## THE TASK
Reply with nothing but how many lines in the entries below include "SPECIALTIES".

======== MATERIAL TO PROCESS ========

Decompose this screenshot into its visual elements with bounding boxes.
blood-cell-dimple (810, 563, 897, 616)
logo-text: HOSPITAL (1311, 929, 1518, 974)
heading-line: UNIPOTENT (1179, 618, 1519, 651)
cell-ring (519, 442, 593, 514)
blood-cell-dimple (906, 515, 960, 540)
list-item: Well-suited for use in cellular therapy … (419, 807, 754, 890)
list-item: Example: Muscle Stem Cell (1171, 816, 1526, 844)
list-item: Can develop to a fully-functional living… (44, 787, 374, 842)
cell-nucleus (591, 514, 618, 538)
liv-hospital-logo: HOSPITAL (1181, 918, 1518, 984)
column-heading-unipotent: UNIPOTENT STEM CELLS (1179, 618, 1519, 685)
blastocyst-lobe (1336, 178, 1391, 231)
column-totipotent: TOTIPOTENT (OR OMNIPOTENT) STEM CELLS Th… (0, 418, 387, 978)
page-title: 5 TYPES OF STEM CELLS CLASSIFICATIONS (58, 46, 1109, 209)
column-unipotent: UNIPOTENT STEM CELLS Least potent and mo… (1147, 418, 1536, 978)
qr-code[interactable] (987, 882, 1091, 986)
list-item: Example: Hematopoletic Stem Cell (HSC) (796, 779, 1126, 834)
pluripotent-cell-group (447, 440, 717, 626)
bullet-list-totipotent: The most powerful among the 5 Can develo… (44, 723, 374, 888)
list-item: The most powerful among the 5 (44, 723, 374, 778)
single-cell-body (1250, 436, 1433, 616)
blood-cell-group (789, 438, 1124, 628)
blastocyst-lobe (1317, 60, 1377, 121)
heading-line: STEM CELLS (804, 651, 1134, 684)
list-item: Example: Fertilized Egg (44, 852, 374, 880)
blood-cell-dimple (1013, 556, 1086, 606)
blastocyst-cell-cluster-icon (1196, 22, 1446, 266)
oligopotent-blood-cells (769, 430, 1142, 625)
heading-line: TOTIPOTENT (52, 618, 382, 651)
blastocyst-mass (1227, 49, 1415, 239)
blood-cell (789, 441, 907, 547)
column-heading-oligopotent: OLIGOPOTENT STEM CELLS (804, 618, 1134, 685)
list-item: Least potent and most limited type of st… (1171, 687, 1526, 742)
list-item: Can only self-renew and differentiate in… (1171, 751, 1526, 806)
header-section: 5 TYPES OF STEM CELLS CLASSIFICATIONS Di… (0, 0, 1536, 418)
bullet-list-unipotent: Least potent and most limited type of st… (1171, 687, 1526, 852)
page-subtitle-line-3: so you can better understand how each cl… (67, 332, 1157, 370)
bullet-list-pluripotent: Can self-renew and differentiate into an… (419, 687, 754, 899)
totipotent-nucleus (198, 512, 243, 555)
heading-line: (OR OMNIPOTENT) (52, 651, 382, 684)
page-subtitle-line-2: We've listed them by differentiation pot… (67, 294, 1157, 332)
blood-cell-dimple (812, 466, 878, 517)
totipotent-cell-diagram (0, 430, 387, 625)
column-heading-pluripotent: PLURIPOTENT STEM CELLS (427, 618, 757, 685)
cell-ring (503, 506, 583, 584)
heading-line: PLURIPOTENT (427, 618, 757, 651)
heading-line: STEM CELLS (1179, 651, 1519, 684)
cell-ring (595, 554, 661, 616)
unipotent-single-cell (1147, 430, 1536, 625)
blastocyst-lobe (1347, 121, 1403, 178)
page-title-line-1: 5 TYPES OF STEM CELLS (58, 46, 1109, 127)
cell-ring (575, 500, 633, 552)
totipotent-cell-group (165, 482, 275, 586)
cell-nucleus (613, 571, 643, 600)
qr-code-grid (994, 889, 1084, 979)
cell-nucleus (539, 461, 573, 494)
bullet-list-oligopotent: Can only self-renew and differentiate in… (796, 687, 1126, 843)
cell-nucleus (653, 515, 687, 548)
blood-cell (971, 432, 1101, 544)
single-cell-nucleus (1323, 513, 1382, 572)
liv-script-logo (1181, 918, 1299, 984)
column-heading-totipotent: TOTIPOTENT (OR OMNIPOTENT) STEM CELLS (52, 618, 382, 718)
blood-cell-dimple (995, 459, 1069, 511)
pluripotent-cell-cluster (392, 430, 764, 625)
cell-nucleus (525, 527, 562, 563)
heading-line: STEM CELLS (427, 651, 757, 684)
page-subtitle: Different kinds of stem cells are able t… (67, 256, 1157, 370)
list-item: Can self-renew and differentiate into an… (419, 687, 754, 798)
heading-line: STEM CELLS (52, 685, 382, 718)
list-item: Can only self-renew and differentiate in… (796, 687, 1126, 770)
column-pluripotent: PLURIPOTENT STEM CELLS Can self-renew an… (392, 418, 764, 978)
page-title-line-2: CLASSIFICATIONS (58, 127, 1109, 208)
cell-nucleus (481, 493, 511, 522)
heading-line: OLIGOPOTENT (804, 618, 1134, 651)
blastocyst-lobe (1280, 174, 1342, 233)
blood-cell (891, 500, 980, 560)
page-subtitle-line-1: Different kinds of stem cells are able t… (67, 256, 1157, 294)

========
======== MATERIAL TO PROCESS ========

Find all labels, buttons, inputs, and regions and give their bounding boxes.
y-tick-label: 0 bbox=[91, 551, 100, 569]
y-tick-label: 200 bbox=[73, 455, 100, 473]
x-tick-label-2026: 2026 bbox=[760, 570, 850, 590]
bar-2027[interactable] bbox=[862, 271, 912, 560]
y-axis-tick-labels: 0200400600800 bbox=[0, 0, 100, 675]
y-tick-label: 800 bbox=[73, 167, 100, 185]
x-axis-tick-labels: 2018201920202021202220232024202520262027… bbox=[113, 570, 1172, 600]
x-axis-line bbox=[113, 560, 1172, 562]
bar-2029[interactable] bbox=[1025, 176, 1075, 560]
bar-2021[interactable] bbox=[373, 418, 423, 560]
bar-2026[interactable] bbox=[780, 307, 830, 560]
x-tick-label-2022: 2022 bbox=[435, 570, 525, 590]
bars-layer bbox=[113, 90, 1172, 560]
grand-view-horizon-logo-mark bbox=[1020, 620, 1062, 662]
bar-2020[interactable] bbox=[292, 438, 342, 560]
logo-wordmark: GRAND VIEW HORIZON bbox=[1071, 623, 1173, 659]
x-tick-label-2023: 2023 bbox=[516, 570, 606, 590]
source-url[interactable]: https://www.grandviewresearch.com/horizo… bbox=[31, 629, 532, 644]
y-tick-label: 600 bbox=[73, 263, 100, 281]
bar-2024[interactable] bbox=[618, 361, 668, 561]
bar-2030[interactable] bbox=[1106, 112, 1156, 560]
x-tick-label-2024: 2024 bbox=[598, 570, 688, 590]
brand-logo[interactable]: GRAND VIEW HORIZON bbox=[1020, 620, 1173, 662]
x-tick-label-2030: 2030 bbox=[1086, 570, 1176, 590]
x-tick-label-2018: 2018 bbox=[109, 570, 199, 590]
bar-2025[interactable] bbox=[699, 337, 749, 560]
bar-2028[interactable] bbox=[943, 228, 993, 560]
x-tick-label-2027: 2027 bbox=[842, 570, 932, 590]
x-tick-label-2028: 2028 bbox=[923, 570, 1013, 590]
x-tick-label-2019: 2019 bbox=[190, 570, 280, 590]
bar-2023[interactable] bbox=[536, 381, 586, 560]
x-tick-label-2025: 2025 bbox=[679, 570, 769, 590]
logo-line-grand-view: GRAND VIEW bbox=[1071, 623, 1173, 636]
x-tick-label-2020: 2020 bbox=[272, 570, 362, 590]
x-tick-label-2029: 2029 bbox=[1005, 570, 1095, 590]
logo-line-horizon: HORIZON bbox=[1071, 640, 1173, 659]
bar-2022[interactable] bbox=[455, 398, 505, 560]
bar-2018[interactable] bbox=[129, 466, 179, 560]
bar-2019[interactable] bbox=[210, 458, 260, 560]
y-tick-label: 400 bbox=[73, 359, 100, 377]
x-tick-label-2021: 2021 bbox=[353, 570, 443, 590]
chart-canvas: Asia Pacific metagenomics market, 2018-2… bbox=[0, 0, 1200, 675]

========
======== MATERIAL TO PROCESS ========

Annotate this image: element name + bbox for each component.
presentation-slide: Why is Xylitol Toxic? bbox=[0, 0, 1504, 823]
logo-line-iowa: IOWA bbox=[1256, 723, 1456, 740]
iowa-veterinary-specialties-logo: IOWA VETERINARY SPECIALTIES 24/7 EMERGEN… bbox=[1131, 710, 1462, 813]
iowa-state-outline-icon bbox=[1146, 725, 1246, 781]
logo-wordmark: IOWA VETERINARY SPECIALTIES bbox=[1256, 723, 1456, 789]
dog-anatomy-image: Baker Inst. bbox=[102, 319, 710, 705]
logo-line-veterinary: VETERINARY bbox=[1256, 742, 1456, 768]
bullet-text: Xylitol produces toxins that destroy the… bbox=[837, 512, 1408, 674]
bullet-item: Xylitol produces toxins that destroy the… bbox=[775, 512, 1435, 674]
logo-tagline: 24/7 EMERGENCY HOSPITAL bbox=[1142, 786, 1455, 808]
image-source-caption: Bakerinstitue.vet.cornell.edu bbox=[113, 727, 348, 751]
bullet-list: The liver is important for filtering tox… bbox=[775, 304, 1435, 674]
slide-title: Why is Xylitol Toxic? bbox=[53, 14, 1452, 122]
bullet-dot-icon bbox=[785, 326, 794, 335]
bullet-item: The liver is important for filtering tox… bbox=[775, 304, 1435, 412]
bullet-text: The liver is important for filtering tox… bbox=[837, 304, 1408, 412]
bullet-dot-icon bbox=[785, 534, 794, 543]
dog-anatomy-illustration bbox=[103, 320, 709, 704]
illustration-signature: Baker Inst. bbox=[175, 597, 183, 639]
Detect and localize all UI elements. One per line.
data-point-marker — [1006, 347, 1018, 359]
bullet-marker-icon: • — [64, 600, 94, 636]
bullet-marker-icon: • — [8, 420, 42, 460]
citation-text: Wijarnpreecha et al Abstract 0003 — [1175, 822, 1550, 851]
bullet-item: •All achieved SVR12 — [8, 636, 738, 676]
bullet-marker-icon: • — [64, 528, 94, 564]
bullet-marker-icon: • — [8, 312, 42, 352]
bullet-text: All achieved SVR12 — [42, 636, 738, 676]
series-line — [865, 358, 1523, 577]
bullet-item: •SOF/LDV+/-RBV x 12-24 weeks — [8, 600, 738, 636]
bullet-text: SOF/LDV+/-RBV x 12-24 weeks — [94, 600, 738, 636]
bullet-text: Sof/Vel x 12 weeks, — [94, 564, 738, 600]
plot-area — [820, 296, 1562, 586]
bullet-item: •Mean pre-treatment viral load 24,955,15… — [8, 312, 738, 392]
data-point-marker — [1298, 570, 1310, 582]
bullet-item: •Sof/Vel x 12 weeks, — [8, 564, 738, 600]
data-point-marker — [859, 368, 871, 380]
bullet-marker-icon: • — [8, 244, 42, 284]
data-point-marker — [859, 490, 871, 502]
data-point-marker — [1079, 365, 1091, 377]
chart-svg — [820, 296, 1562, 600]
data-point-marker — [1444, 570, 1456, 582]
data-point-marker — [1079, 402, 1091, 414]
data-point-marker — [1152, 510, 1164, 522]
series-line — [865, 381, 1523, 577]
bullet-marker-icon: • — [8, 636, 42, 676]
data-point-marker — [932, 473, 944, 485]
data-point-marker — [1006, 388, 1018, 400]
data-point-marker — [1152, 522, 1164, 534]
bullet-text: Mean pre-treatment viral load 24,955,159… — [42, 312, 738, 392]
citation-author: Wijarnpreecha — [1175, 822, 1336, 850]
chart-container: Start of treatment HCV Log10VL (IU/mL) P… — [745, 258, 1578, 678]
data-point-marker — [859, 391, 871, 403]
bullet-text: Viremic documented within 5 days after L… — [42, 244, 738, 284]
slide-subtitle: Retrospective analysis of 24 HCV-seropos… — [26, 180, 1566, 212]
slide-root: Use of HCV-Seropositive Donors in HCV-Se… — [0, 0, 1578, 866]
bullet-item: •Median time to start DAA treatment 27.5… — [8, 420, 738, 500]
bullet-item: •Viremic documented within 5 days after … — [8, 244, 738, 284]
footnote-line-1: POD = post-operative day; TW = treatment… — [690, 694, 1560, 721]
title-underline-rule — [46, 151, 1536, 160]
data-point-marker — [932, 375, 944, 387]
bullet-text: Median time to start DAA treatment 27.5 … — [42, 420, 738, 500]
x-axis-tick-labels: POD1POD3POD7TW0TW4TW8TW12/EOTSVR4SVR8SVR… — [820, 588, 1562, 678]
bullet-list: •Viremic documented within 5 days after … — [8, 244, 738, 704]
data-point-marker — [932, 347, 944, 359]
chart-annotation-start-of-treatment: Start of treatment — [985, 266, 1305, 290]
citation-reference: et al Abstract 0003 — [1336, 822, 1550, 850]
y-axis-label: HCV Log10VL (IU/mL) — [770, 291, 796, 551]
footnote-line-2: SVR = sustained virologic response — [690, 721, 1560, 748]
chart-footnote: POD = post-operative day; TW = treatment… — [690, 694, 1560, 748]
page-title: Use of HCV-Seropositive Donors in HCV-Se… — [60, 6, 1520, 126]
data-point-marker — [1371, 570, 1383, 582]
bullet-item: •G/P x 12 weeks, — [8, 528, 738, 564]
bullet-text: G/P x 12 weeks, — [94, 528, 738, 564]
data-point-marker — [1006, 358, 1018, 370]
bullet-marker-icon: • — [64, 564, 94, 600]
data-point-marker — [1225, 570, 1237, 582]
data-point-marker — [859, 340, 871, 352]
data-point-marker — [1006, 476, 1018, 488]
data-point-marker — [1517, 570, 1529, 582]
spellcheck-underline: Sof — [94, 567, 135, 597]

========

## RESULT FOR THIS TASK
2